## EXERCISE GOAL
Copy out, from the entries below, each line holding the string "марта".

## GIVEN RECORDS
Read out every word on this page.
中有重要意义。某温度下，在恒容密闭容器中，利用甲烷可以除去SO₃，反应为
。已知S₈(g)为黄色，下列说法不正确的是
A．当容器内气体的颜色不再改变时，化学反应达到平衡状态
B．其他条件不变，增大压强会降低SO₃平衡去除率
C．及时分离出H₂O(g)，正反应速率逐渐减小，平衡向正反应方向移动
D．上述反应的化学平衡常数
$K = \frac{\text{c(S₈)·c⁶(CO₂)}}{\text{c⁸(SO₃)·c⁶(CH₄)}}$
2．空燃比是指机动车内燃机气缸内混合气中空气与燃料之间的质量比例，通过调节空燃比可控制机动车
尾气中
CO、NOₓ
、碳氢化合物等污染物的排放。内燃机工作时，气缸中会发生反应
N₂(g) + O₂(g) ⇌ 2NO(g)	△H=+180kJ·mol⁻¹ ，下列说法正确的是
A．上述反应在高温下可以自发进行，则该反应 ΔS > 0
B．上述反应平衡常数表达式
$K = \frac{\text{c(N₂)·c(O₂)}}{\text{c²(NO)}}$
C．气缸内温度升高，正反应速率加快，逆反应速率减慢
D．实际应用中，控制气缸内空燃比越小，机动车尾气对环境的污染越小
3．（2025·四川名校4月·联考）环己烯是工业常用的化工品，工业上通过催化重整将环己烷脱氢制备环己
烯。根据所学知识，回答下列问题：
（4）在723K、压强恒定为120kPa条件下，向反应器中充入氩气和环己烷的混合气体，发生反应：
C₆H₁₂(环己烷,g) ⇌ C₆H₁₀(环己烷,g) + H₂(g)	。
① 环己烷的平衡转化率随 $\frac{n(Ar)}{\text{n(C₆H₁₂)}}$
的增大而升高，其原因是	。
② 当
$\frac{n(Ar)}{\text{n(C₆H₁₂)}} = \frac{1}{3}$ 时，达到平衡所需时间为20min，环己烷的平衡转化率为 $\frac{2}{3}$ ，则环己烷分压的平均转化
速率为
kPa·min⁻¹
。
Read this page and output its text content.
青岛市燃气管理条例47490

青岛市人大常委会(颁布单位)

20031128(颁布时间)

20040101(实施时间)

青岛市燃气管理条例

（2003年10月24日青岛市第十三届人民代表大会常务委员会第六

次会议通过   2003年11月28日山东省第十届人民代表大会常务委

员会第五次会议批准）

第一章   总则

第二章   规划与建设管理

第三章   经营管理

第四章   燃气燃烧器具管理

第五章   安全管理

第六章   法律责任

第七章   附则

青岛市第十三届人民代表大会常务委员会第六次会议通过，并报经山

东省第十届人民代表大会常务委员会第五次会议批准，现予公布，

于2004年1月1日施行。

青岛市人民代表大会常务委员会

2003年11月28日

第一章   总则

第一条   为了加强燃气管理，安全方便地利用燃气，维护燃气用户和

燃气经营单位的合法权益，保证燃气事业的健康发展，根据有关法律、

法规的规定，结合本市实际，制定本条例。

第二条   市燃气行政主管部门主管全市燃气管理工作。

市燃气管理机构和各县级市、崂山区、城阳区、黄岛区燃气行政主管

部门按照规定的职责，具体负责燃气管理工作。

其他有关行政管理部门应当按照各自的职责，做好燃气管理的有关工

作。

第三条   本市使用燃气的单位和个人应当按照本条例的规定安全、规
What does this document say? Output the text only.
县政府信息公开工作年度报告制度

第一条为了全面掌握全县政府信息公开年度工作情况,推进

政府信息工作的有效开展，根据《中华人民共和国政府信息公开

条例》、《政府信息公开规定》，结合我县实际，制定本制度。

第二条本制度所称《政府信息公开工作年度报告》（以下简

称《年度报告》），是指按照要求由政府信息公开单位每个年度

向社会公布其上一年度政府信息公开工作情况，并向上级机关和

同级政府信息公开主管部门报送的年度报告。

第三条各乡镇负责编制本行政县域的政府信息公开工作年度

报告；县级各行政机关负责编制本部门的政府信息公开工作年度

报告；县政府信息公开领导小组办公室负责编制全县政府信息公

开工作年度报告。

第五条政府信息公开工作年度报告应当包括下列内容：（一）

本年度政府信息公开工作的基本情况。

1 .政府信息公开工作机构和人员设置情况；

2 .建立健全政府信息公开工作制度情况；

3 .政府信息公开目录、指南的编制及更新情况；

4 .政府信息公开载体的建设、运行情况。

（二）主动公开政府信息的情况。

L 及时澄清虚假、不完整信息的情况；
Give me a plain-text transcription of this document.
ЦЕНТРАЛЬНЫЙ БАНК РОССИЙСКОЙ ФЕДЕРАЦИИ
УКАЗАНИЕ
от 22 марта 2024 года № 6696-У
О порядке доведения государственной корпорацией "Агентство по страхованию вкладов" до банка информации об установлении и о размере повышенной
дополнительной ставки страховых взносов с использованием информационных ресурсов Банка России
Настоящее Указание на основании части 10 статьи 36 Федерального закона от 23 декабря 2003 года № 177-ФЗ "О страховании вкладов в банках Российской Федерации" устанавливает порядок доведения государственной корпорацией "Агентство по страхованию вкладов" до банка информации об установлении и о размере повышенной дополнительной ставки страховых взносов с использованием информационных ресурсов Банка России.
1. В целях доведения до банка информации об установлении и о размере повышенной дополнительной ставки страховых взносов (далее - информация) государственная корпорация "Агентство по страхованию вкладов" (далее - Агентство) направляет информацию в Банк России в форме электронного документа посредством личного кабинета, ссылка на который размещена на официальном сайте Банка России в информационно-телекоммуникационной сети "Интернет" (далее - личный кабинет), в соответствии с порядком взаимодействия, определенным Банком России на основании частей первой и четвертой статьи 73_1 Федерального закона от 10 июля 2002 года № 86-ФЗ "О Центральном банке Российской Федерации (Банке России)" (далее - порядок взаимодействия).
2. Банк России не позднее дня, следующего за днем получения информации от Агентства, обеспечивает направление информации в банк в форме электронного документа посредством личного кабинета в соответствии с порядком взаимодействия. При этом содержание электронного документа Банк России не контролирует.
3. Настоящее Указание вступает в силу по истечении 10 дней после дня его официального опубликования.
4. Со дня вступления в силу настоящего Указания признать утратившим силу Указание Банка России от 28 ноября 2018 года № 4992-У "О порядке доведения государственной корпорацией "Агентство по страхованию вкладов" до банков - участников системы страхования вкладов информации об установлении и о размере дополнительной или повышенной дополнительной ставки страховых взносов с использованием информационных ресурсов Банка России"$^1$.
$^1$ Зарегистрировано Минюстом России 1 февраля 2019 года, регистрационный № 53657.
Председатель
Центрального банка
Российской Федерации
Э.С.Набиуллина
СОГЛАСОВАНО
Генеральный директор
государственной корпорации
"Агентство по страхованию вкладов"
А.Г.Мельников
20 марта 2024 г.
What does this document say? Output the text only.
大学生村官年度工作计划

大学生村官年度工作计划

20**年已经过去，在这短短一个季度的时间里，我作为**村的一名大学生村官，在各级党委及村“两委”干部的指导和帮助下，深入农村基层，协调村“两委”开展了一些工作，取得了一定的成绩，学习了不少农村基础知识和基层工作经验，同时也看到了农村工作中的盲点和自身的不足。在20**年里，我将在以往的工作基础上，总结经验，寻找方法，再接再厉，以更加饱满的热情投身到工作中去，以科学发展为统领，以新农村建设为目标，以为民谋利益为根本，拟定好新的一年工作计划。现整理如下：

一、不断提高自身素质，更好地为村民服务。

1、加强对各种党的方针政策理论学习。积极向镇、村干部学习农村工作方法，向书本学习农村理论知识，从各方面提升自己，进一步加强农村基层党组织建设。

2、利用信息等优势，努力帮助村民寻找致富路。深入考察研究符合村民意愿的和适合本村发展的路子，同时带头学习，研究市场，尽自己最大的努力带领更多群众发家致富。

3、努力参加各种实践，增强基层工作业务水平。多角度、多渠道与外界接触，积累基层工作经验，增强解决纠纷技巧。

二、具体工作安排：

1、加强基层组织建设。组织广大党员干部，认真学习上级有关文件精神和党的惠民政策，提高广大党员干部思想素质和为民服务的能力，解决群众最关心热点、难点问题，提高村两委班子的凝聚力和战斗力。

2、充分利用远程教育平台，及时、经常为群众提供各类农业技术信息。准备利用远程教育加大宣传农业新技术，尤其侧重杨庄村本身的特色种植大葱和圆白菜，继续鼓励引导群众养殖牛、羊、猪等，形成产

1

## RESULT FOR THIS EXERCISE
от 22 марта 2024 года № 6696-У
20 марта 2024 г.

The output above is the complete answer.